-- Data records --
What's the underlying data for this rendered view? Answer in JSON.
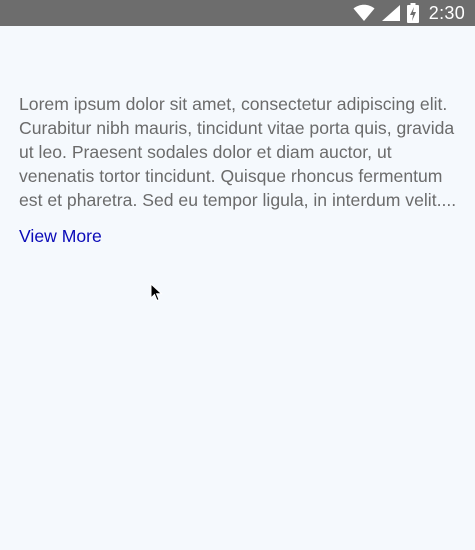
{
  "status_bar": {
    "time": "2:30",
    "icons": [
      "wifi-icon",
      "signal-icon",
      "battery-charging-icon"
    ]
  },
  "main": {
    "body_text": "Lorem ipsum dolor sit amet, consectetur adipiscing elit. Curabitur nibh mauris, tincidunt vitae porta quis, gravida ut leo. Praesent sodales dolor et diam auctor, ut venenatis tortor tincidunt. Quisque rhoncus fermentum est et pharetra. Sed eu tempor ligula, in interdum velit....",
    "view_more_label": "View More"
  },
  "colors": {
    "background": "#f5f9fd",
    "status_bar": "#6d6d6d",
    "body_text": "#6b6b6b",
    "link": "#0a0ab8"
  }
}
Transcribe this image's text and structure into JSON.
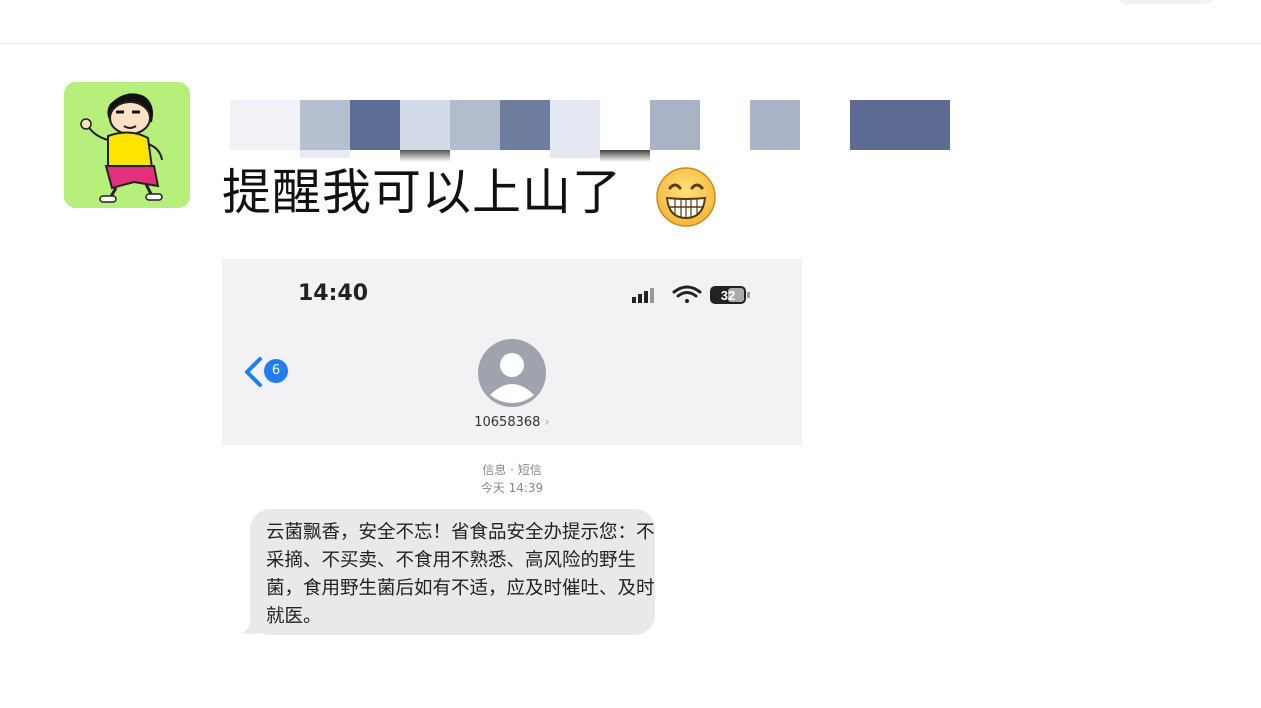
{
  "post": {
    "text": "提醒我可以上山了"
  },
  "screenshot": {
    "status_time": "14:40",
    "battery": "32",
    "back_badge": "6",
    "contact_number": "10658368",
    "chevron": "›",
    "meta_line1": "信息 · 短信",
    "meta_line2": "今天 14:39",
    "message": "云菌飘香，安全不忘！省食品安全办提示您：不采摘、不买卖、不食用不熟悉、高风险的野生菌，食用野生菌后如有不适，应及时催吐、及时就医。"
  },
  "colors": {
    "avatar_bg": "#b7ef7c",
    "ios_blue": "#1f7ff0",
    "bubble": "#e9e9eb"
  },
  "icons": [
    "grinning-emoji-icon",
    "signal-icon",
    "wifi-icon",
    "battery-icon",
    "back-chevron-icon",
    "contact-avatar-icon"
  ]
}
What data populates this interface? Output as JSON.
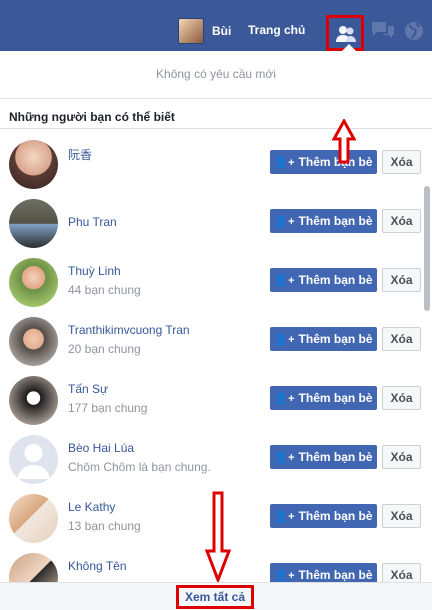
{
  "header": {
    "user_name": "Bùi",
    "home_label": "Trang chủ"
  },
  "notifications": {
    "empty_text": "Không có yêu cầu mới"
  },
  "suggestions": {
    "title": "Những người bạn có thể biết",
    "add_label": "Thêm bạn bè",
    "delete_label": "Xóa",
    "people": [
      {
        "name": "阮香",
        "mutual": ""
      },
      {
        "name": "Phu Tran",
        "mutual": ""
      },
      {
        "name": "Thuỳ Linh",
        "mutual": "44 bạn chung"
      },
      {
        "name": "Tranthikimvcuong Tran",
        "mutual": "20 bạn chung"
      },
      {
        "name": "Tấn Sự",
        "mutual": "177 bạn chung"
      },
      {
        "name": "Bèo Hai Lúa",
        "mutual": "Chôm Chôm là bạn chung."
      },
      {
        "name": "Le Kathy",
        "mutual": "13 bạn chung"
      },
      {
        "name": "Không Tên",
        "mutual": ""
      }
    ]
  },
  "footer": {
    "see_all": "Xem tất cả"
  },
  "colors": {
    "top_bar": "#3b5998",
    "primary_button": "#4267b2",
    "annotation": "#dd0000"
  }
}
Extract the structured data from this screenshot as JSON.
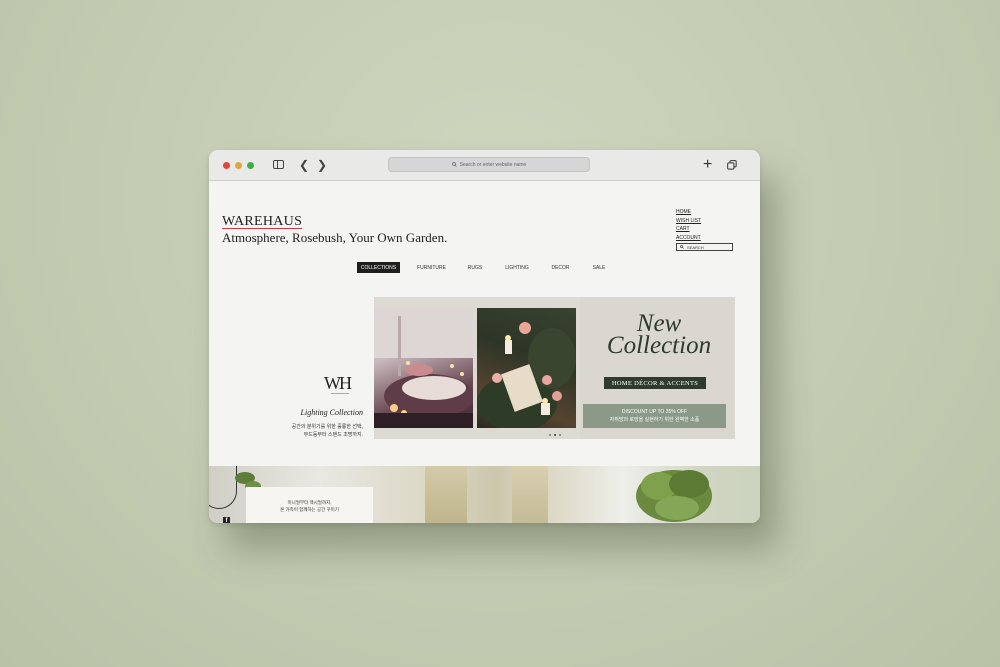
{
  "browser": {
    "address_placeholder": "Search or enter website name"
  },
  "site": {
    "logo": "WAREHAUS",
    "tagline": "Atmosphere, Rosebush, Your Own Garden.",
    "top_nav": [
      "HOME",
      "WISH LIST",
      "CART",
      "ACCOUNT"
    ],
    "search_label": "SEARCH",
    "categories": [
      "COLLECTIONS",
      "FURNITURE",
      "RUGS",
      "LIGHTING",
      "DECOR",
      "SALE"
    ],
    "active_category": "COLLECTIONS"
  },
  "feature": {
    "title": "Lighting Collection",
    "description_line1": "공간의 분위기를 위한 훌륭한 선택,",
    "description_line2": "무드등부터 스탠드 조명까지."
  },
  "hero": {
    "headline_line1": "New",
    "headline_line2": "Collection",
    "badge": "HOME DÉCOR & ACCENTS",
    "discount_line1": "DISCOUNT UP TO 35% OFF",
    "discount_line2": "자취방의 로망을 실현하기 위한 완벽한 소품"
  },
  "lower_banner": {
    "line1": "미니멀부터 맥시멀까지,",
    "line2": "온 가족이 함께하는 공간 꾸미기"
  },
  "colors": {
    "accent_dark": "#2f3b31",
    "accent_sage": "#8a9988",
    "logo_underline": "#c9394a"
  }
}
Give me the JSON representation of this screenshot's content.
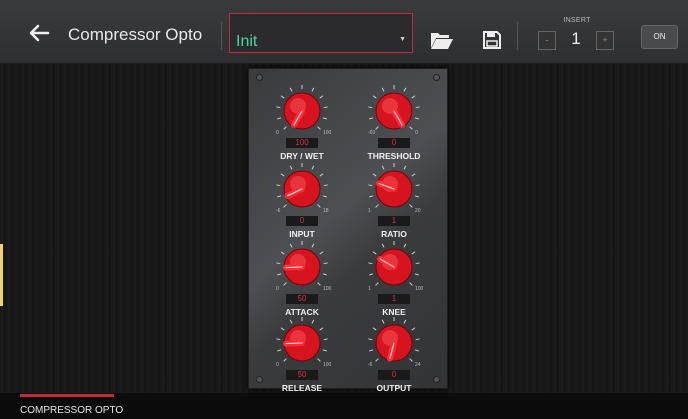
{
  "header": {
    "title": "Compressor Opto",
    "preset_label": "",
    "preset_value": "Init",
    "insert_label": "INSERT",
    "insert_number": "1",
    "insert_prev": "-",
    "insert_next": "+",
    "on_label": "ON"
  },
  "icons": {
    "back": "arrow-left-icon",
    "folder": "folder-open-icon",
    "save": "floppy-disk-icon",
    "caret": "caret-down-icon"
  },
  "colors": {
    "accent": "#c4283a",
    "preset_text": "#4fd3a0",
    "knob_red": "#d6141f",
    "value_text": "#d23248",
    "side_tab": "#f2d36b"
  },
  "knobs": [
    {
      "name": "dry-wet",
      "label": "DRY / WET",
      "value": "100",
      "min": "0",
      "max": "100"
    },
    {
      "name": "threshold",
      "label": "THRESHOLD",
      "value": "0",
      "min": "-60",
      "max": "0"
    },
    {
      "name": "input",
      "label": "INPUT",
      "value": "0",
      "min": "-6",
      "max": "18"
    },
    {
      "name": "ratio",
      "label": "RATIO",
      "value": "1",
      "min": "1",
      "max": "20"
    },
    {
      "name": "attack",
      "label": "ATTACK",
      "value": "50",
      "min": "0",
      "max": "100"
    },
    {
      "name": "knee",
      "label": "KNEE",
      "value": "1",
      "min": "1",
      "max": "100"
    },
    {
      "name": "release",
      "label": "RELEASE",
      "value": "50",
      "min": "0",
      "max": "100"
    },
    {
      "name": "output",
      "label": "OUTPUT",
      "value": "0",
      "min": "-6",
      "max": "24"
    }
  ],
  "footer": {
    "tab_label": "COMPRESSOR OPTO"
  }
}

-- Task details --
Select from the material above each line in which the string "mutual" appears, and list those lines.

-- Solution to this exercise --
        "mutual": ""
        "mutual": ""
        "mutual": "44 bạn chung"
        "mutual": "20 bạn chung"
        "mutual": "177 bạn chung"
        "mutual": "Chôm Chôm là bạn chung."
        "mutual": "13 bạn chung"
        "mutual": ""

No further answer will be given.